◆ Entries supplied ◆
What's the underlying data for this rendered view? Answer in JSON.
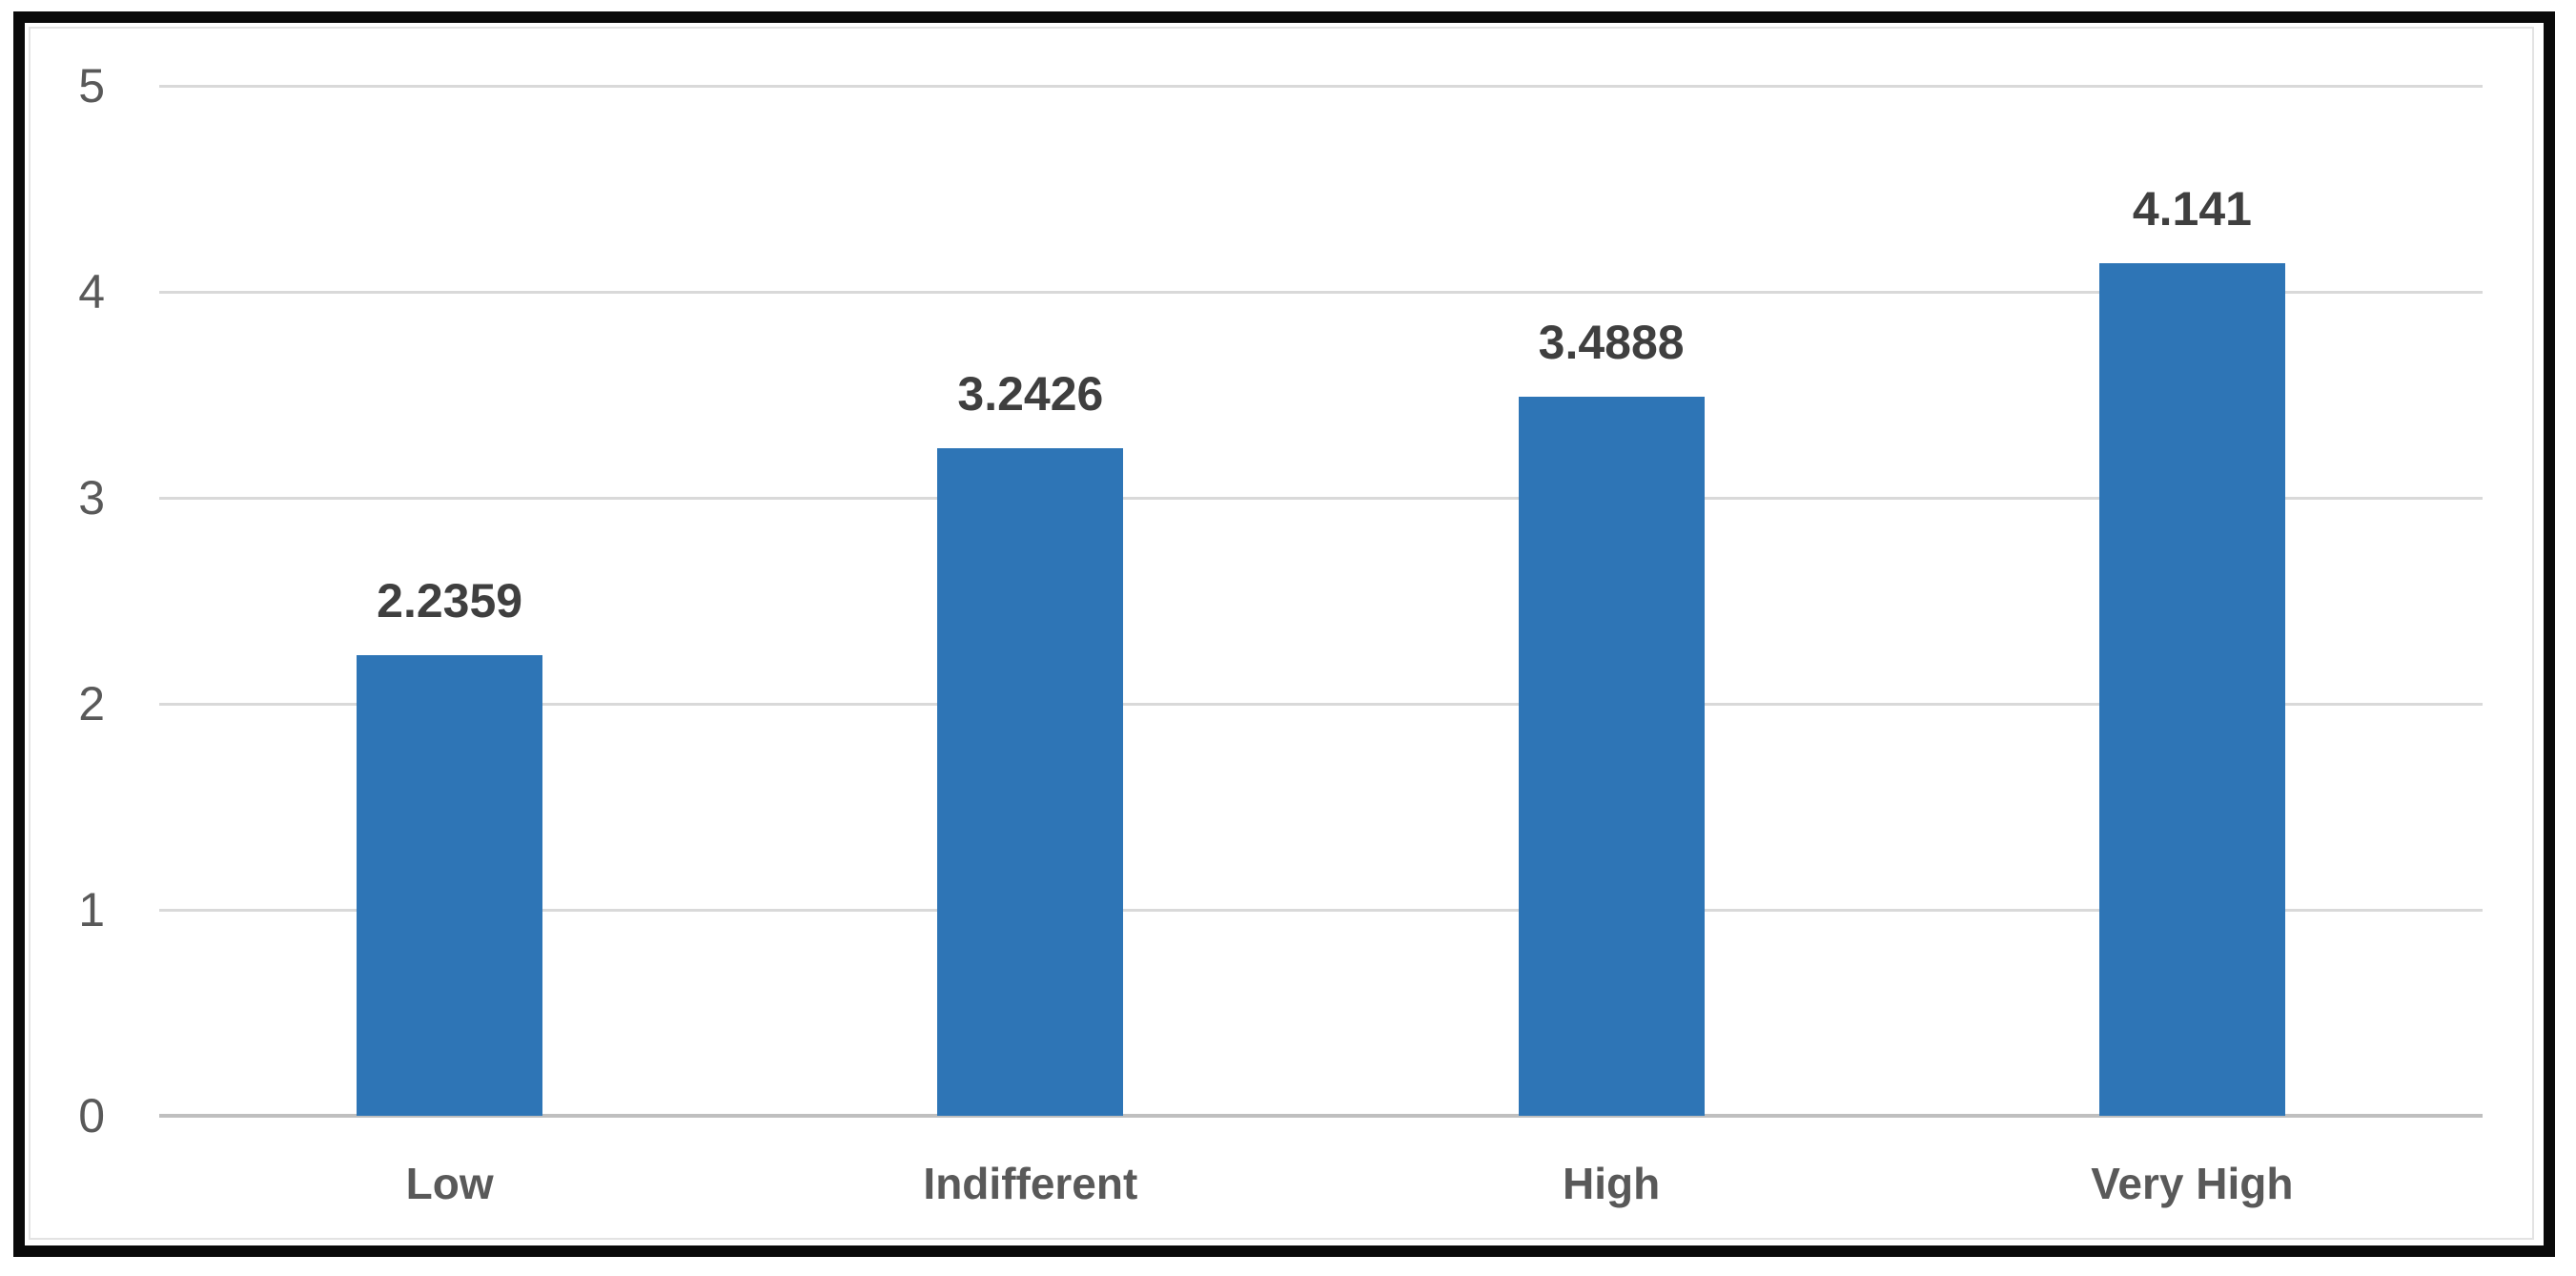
{
  "chart_data": {
    "type": "bar",
    "title": "",
    "xlabel": "",
    "ylabel": "",
    "categories": [
      "Low",
      "Indifferent",
      "High",
      "Very High"
    ],
    "values": [
      2.2359,
      3.2426,
      3.4888,
      4.141
    ],
    "data_labels": [
      "2.2359",
      "3.2426",
      "3.4888",
      "4.141"
    ],
    "y_ticks": [
      0,
      1,
      2,
      3,
      4,
      5
    ],
    "ylim": [
      0,
      5
    ],
    "grid": true,
    "legend_position": "none",
    "colors": {
      "bar": "#2E75B6",
      "gridline": "#D9D9D9",
      "axis_line": "#BFBFBF",
      "y_tick_label": "#595959",
      "data_label": "#3F3F3F",
      "category_label": "#595959",
      "outer_frame": "#0A0A0A",
      "inner_border": "#E3E3E3",
      "background": "#FFFFFF"
    }
  }
}
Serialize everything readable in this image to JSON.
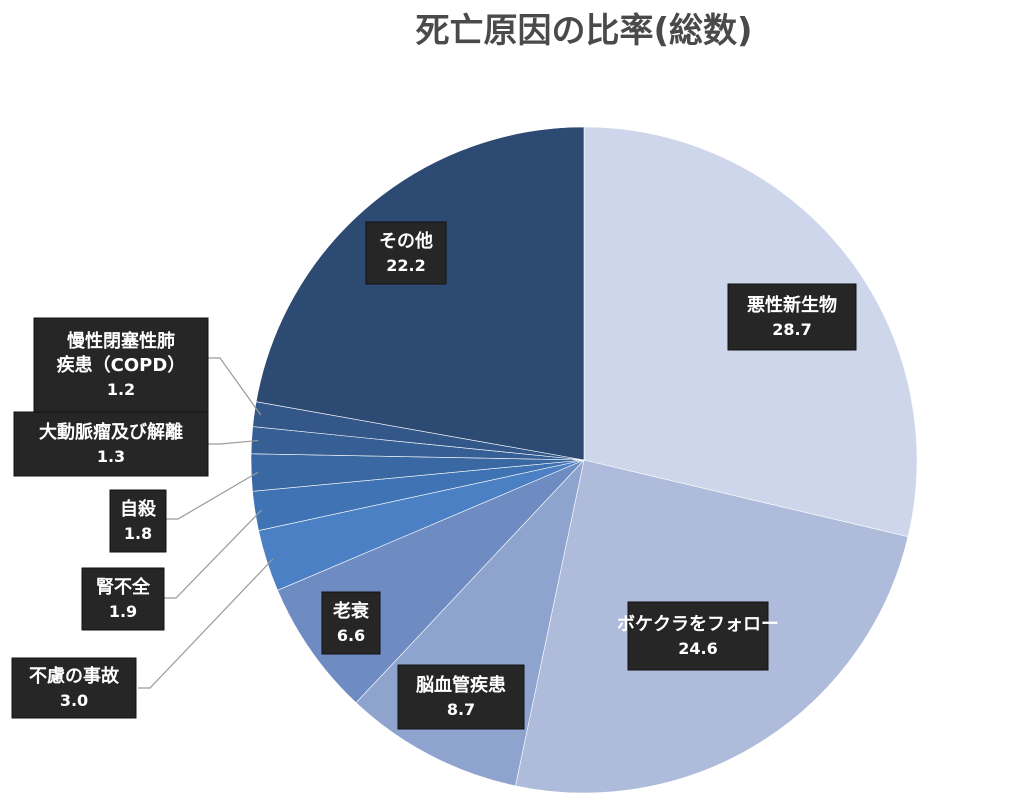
{
  "chart_data": {
    "type": "pie",
    "title": "死亡原因の比率(総数)",
    "start_angle_deg": 0,
    "direction": "clockwise",
    "slices": [
      {
        "label": "悪性新生物",
        "value": 28.7,
        "color": "#cdd6ea"
      },
      {
        "label": "ボケクラをフォロー",
        "value": 24.6,
        "color": "#aebbdb"
      },
      {
        "label": "脳血管疾患",
        "value": 8.7,
        "color": "#8fa3cf"
      },
      {
        "label": "老衰",
        "value": 6.6,
        "color": "#6e8bc2"
      },
      {
        "label": "不慮の事故",
        "value": 3.0,
        "color": "#4b80c4"
      },
      {
        "label": "腎不全",
        "value": 1.9,
        "color": "#3f73b3"
      },
      {
        "label": "自殺",
        "value": 1.8,
        "color": "#3a68a3"
      },
      {
        "label": "大動脈瘤及び解離",
        "value": 1.3,
        "color": "#365f95"
      },
      {
        "label": "慢性閉塞性肺疾患（COPD）",
        "value": 1.2,
        "color": "#325788"
      },
      {
        "label": "その他",
        "value": 22.2,
        "color": "#2d4a73"
      }
    ]
  }
}
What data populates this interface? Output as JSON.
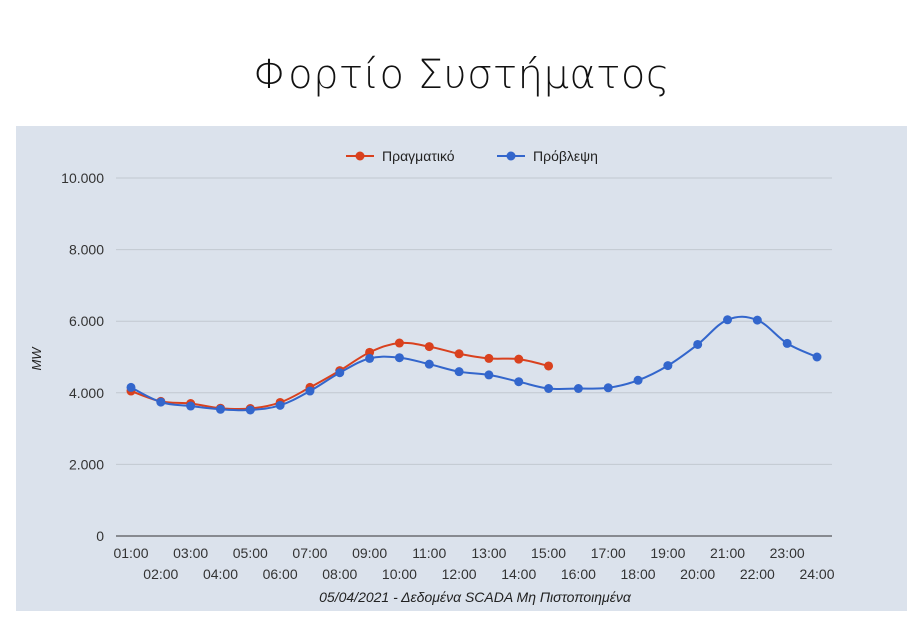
{
  "chart_data": {
    "type": "line",
    "title": "Φορτίο Συστήματος",
    "xlabel": "05/04/2021 - Δεδομένα SCADA Μη Πιστοποιημένα",
    "ylabel": "MW",
    "ylim": [
      0,
      10000
    ],
    "yticks": [
      "0",
      "2.000",
      "4.000",
      "6.000",
      "8.000",
      "10.000"
    ],
    "ytick_values": [
      0,
      2000,
      4000,
      6000,
      8000,
      10000
    ],
    "categories": [
      "01:00",
      "02:00",
      "03:00",
      "04:00",
      "05:00",
      "06:00",
      "07:00",
      "08:00",
      "09:00",
      "10:00",
      "11:00",
      "12:00",
      "13:00",
      "14:00",
      "15:00",
      "16:00",
      "17:00",
      "18:00",
      "19:00",
      "20:00",
      "21:00",
      "22:00",
      "23:00",
      "24:00"
    ],
    "legend_position": "top",
    "grid": true,
    "series": [
      {
        "name": "Πραγματικό",
        "color": "#d9411e",
        "values": [
          4050,
          3760,
          3700,
          3570,
          3560,
          3730,
          4150,
          4620,
          5130,
          5390,
          5290,
          5090,
          4960,
          4940,
          4750,
          null,
          null,
          null,
          null,
          null,
          null,
          null,
          null,
          null
        ]
      },
      {
        "name": "Πρόβλεψη",
        "color": "#3366cc",
        "values": [
          4150,
          3740,
          3630,
          3540,
          3520,
          3650,
          4050,
          4560,
          4960,
          4980,
          4800,
          4590,
          4500,
          4310,
          4120,
          4120,
          4140,
          4350,
          4760,
          5350,
          6040,
          6030,
          5380,
          5000
        ]
      }
    ]
  }
}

◆ Written exercise ◆
Where a line above contains the word "What", copy that line.

◆ Result for this task ◆
What's the underlying data for this rendered view? Answer in JSON.
What data populates this interface? Output as JSON.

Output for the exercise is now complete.